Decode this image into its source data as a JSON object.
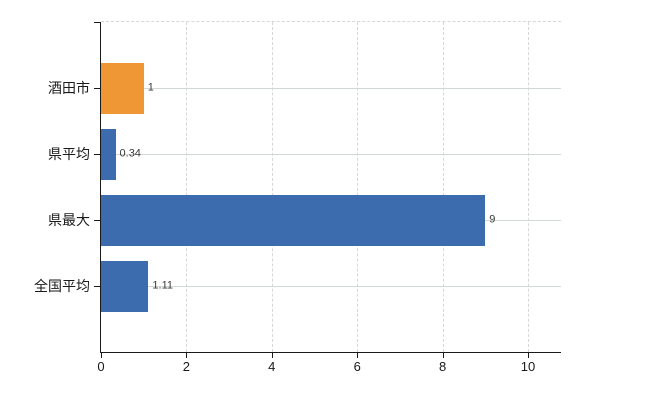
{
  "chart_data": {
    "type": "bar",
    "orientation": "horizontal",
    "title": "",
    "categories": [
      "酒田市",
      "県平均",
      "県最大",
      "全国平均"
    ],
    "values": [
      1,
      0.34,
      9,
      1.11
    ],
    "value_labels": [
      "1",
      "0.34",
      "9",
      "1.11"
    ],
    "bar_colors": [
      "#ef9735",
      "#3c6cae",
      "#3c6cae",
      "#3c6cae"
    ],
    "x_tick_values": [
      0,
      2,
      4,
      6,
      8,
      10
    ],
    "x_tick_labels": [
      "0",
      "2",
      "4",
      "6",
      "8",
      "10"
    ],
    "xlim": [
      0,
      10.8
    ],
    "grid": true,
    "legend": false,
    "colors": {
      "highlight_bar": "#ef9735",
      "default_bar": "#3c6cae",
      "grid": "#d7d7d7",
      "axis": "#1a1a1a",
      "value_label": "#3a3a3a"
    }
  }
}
^^^^^^^^
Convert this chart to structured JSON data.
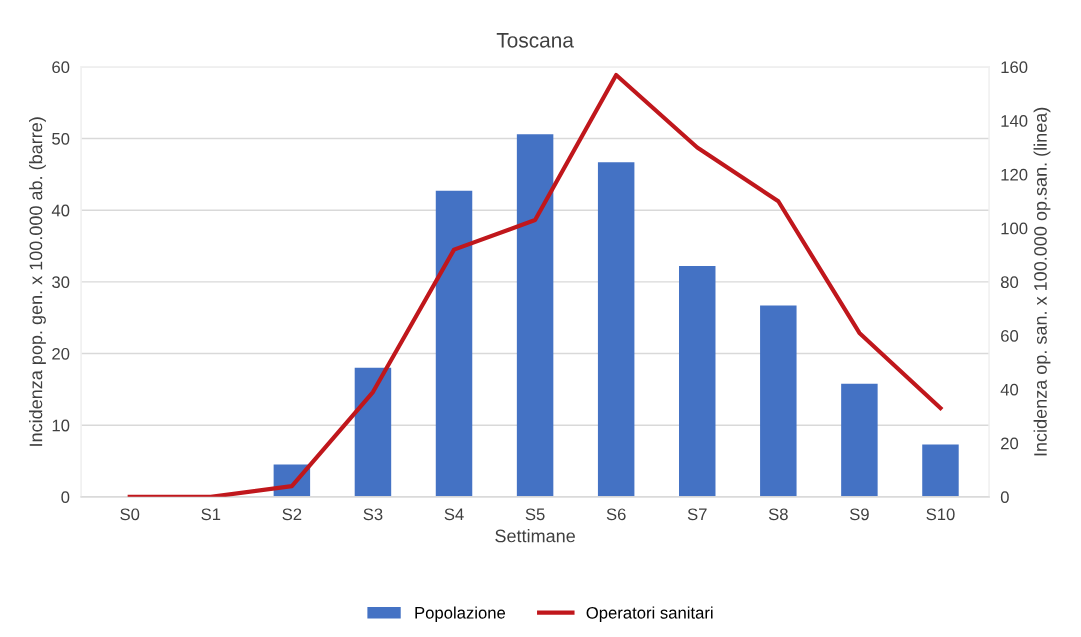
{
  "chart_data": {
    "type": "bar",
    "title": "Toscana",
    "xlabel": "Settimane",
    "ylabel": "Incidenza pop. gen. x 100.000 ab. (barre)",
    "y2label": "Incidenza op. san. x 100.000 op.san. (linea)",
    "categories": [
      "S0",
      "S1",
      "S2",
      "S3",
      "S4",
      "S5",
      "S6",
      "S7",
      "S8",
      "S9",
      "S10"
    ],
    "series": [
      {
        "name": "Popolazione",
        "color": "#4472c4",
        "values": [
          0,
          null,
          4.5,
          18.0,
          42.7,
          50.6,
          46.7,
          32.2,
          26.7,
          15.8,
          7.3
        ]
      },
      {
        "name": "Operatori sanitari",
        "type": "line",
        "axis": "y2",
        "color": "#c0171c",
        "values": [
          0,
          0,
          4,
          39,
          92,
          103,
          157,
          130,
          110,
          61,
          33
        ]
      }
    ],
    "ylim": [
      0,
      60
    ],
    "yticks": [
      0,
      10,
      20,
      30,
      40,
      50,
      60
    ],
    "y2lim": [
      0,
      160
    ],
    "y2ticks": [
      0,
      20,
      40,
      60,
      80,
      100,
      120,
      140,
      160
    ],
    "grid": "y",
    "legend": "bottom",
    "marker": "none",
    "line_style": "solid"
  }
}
^^^^^^^^
▶ [YOUR TASK]: Which lines hold the word "Incidenza"? Copy each of them from the records.

▶ [WRITTEN SOLUTION]:
    "ylabel": "Incidenza pop. gen. x 100.000 ab. (barre)",
    "y2label": "Incidenza op. san. x 100.000 op.san. (linea)",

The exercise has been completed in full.